EXERCISE GOAL.
Show every line that has the string "JSON" in it.

DATA FOR PROCESSING.
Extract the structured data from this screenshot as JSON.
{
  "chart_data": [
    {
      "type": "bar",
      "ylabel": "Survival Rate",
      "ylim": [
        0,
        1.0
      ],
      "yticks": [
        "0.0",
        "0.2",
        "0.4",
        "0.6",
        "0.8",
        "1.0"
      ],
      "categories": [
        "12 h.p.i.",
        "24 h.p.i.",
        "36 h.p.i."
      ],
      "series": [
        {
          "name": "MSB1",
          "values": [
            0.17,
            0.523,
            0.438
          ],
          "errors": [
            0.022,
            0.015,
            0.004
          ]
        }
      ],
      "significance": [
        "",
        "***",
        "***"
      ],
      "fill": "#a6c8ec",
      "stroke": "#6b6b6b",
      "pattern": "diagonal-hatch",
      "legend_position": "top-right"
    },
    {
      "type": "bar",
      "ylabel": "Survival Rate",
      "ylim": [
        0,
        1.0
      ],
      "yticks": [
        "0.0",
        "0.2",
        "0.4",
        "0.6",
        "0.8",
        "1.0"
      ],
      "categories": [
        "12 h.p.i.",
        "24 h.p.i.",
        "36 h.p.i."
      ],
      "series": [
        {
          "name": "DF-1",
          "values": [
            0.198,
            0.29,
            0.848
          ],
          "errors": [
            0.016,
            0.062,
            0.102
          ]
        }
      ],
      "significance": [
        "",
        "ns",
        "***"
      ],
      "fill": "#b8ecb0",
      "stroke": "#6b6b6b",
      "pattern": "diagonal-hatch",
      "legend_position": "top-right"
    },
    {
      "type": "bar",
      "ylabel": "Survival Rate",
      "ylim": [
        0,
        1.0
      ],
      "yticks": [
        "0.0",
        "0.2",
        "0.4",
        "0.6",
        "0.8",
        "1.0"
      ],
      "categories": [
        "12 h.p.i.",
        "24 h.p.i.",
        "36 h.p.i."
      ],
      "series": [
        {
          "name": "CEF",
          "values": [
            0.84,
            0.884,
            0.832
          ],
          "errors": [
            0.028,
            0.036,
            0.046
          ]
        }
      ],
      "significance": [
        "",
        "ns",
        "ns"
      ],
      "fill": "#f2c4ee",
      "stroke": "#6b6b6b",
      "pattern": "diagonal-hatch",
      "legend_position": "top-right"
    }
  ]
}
...
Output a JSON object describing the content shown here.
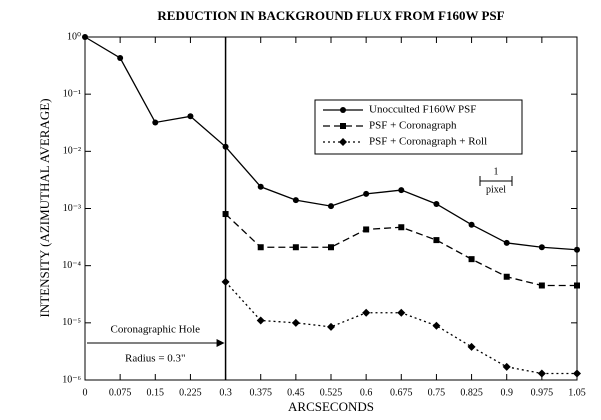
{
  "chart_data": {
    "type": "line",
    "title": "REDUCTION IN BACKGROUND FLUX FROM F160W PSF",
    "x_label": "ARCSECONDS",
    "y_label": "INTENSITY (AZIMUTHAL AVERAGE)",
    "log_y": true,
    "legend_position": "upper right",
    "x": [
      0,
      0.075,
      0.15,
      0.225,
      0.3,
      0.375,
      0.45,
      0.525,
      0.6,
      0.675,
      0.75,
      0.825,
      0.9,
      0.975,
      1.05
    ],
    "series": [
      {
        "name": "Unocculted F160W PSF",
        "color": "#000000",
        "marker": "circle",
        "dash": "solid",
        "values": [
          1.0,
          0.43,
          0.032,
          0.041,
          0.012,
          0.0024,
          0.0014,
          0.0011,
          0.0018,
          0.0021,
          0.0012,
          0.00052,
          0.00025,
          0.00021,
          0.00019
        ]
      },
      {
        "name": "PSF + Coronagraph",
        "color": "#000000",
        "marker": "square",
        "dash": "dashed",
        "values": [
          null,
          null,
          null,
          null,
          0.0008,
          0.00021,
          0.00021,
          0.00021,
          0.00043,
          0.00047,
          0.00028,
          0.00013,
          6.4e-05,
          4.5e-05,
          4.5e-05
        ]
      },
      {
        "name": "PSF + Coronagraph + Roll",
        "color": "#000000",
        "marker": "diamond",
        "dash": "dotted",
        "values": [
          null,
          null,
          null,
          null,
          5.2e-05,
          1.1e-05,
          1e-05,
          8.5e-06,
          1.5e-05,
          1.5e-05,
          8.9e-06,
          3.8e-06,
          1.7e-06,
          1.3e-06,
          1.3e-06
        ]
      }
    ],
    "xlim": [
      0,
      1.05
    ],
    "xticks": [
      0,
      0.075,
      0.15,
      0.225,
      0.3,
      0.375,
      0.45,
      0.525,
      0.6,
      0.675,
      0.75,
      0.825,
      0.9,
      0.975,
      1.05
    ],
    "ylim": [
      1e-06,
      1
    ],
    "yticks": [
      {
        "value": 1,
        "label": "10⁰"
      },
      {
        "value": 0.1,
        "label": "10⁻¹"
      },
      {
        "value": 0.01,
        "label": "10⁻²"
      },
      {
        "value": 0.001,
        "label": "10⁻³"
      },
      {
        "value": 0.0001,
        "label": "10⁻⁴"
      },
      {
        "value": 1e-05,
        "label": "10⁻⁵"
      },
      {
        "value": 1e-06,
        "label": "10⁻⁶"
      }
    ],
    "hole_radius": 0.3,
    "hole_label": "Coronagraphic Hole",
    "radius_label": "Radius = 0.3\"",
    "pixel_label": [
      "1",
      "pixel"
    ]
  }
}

EXPECTED ANSWER.
Extract the structured data from this screenshot as JSON.
Output a JSON object describing the content shown here.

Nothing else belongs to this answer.